#### Material provided

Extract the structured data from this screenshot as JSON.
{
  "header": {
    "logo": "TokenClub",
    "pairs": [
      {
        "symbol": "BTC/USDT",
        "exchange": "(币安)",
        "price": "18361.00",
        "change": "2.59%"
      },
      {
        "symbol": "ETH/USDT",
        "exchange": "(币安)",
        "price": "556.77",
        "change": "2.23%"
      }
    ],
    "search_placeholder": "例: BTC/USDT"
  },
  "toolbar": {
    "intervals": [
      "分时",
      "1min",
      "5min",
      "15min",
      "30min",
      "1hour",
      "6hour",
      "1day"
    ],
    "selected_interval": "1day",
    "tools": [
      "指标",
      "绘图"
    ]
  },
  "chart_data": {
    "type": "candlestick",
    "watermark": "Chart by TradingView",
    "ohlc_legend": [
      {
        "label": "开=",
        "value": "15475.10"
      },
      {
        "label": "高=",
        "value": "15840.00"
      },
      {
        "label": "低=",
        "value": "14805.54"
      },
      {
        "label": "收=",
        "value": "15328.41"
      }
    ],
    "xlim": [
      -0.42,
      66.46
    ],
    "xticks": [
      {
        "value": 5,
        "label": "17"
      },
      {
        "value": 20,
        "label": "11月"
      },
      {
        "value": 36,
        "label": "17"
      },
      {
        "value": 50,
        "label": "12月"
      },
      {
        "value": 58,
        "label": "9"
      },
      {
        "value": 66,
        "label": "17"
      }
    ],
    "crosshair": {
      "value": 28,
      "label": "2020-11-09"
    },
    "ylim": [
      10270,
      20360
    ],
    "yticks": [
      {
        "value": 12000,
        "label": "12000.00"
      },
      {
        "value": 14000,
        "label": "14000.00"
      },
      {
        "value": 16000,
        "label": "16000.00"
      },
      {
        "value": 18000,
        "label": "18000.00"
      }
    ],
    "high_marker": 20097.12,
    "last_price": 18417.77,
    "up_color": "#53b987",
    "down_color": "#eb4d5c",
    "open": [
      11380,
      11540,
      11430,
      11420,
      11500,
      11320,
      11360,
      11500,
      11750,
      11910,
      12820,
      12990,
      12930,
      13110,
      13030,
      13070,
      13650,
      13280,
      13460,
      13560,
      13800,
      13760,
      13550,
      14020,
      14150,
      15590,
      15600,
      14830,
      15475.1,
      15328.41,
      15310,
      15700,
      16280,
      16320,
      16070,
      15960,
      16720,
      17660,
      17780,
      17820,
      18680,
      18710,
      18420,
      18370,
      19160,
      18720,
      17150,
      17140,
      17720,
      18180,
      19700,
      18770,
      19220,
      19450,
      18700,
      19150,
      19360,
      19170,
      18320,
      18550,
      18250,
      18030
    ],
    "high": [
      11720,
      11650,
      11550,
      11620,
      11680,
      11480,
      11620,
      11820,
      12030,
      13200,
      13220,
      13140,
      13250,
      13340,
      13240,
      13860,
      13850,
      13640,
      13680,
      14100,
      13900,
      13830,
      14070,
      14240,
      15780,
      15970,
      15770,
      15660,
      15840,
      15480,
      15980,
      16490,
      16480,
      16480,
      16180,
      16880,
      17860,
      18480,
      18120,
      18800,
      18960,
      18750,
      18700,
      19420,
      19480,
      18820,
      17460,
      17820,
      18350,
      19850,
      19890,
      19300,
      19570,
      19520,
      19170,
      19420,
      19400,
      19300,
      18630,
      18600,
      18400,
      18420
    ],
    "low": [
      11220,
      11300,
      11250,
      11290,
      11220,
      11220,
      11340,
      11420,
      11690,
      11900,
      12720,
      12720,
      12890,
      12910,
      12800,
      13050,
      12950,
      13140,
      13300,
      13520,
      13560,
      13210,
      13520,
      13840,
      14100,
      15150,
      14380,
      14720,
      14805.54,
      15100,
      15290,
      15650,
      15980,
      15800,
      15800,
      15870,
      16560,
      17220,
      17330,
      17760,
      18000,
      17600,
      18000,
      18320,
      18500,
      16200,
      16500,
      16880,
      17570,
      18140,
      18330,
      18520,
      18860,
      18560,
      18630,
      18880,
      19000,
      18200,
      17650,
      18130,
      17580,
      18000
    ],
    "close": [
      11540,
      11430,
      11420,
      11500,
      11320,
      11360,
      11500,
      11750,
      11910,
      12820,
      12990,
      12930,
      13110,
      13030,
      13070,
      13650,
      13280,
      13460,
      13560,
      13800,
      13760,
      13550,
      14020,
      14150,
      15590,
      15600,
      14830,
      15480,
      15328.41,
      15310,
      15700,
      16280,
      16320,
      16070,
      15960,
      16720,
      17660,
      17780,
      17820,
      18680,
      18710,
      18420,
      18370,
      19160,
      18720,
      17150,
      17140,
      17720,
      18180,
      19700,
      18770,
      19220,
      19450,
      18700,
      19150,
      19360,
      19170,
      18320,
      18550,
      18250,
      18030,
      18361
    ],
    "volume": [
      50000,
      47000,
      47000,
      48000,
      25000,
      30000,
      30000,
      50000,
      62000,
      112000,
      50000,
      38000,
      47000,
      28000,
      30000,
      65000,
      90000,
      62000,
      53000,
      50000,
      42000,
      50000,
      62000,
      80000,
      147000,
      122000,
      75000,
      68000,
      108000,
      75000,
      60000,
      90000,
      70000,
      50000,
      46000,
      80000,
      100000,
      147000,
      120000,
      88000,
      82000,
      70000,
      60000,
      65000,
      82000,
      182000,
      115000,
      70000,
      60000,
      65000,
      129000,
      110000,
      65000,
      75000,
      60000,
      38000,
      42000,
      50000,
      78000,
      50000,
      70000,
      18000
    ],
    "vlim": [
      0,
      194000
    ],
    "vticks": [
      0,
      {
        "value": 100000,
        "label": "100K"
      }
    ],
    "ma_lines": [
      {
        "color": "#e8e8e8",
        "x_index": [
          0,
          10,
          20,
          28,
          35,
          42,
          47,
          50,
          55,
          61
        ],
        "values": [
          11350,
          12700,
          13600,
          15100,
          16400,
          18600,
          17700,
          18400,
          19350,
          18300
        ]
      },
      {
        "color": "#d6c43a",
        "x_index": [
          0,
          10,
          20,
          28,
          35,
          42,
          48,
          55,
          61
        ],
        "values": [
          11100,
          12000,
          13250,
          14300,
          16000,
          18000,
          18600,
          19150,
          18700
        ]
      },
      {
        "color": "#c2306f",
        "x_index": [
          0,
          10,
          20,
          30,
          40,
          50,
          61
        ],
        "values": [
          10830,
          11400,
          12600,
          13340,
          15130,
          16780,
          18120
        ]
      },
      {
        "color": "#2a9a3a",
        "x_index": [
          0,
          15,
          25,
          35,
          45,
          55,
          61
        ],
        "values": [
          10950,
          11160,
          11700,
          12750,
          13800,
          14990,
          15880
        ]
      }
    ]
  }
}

########

* _Task details_: Reproduce the full listing word for word.

* _Answer to this task_:
Extract the structured data from this screenshot as JSON.
{
  "header": {
    "logo": "TokenClub",
    "pairs": [
      {
        "symbol": "BTC/USDT",
        "exchange": "(币安)",
        "price": "18361.00",
        "change": "2.59%"
      },
      {
        "symbol": "ETH/USDT",
        "exchange": "(币安)",
        "price": "556.77",
        "change": "2.23%"
      }
    ],
    "search_placeholder": "例: BTC/USDT"
  },
  "toolbar": {
    "intervals": [
      "分时",
      "1min",
      "5min",
      "15min",
      "30min",
      "1hour",
      "6hour",
      "1day"
    ],
    "selected_interval": "1day",
    "tools": [
      "指标",
      "绘图"
    ]
  },
  "chart_data": {
    "type": "candlestick",
    "watermark": "Chart by TradingView",
    "ohlc_legend": [
      {
        "label": "开=",
        "value": "15475.10"
      },
      {
        "label": "高=",
        "value": "15840.00"
      },
      {
        "label": "低=",
        "value": "14805.54"
      },
      {
        "label": "收=",
        "value": "15328.41"
      }
    ],
    "xlim": [
      -0.42,
      66.46
    ],
    "xticks": [
      {
        "value": 5,
        "label": "17"
      },
      {
        "value": 20,
        "label": "11月"
      },
      {
        "value": 36,
        "label": "17"
      },
      {
        "value": 50,
        "label": "12月"
      },
      {
        "value": 58,
        "label": "9"
      },
      {
        "value": 66,
        "label": "17"
      }
    ],
    "crosshair": {
      "value": 28,
      "label": "2020-11-09"
    },
    "ylim": [
      10270,
      20360
    ],
    "yticks": [
      {
        "value": 12000,
        "label": "12000.00"
      },
      {
        "value": 14000,
        "label": "14000.00"
      },
      {
        "value": 16000,
        "label": "16000.00"
      },
      {
        "value": 18000,
        "label": "18000.00"
      }
    ],
    "high_marker": 20097.12,
    "last_price": 18417.77,
    "up_color": "#53b987",
    "down_color": "#eb4d5c",
    "open": [
      11380,
      11540,
      11430,
      11420,
      11500,
      11320,
      11360,
      11500,
      11750,
      11910,
      12820,
      12990,
      12930,
      13110,
      13030,
      13070,
      13650,
      13280,
      13460,
      13560,
      13800,
      13760,
      13550,
      14020,
      14150,
      15590,
      15600,
      14830,
      15475.1,
      15328.41,
      15310,
      15700,
      16280,
      16320,
      16070,
      15960,
      16720,
      17660,
      17780,
      17820,
      18680,
      18710,
      18420,
      18370,
      19160,
      18720,
      17150,
      17140,
      17720,
      18180,
      19700,
      18770,
      19220,
      19450,
      18700,
      19150,
      19360,
      19170,
      18320,
      18550,
      18250,
      18030
    ],
    "high": [
      11720,
      11650,
      11550,
      11620,
      11680,
      11480,
      11620,
      11820,
      12030,
      13200,
      13220,
      13140,
      13250,
      13340,
      13240,
      13860,
      13850,
      13640,
      13680,
      14100,
      13900,
      13830,
      14070,
      14240,
      15780,
      15970,
      15770,
      15660,
      15840,
      15480,
      15980,
      16490,
      16480,
      16480,
      16180,
      16880,
      17860,
      18480,
      18120,
      18800,
      18960,
      18750,
      18700,
      19420,
      19480,
      18820,
      17460,
      17820,
      18350,
      19850,
      19890,
      19300,
      19570,
      19520,
      19170,
      19420,
      19400,
      19300,
      18630,
      18600,
      18400,
      18420
    ],
    "low": [
      11220,
      11300,
      11250,
      11290,
      11220,
      11220,
      11340,
      11420,
      11690,
      11900,
      12720,
      12720,
      12890,
      12910,
      12800,
      13050,
      12950,
      13140,
      13300,
      13520,
      13560,
      13210,
      13520,
      13840,
      14100,
      15150,
      14380,
      14720,
      14805.54,
      15100,
      15290,
      15650,
      15980,
      15800,
      15800,
      15870,
      16560,
      17220,
      17330,
      17760,
      18000,
      17600,
      18000,
      18320,
      18500,
      16200,
      16500,
      16880,
      17570,
      18140,
      18330,
      18520,
      18860,
      18560,
      18630,
      18880,
      19000,
      18200,
      17650,
      18130,
      17580,
      18000
    ],
    "close": [
      11540,
      11430,
      11420,
      11500,
      11320,
      11360,
      11500,
      11750,
      11910,
      12820,
      12990,
      12930,
      13110,
      13030,
      13070,
      13650,
      13280,
      13460,
      13560,
      13800,
      13760,
      13550,
      14020,
      14150,
      15590,
      15600,
      14830,
      15480,
      15328.41,
      15310,
      15700,
      16280,
      16320,
      16070,
      15960,
      16720,
      17660,
      17780,
      17820,
      18680,
      18710,
      18420,
      18370,
      19160,
      18720,
      17150,
      17140,
      17720,
      18180,
      19700,
      18770,
      19220,
      19450,
      18700,
      19150,
      19360,
      19170,
      18320,
      18550,
      18250,
      18030,
      18361
    ],
    "volume": [
      50000,
      47000,
      47000,
      48000,
      25000,
      30000,
      30000,
      50000,
      62000,
      112000,
      50000,
      38000,
      47000,
      28000,
      30000,
      65000,
      90000,
      62000,
      53000,
      50000,
      42000,
      50000,
      62000,
      80000,
      147000,
      122000,
      75000,
      68000,
      108000,
      75000,
      60000,
      90000,
      70000,
      50000,
      46000,
      80000,
      100000,
      147000,
      120000,
      88000,
      82000,
      70000,
      60000,
      65000,
      82000,
      182000,
      115000,
      70000,
      60000,
      65000,
      129000,
      110000,
      65000,
      75000,
      60000,
      38000,
      42000,
      50000,
      78000,
      50000,
      70000,
      18000
    ],
    "vlim": [
      0,
      194000
    ],
    "vticks": [
      0,
      {
        "value": 100000,
        "label": "100K"
      }
    ],
    "ma_lines": [
      {
        "color": "#e8e8e8",
        "x_index": [
          0,
          10,
          20,
          28,
          35,
          42,
          47,
          50,
          55,
          61
        ],
        "values": [
          11350,
          12700,
          13600,
          15100,
          16400,
          18600,
          17700,
          18400,
          19350,
          18300
        ]
      },
      {
        "color": "#d6c43a",
        "x_index": [
          0,
          10,
          20,
          28,
          35,
          42,
          48,
          55,
          61
        ],
        "values": [
          11100,
          12000,
          13250,
          14300,
          16000,
          18000,
          18600,
          19150,
          18700
        ]
      },
      {
        "color": "#c2306f",
        "x_index": [
          0,
          10,
          20,
          30,
          40,
          50,
          61
        ],
        "values": [
          10830,
          11400,
          12600,
          13340,
          15130,
          16780,
          18120
        ]
      },
      {
        "color": "#2a9a3a",
        "x_index": [
          0,
          15,
          25,
          35,
          45,
          55,
          61
        ],
        "values": [
          10950,
          11160,
          11700,
          12750,
          13800,
          14990,
          15880
        ]
      }
    ]
  }
}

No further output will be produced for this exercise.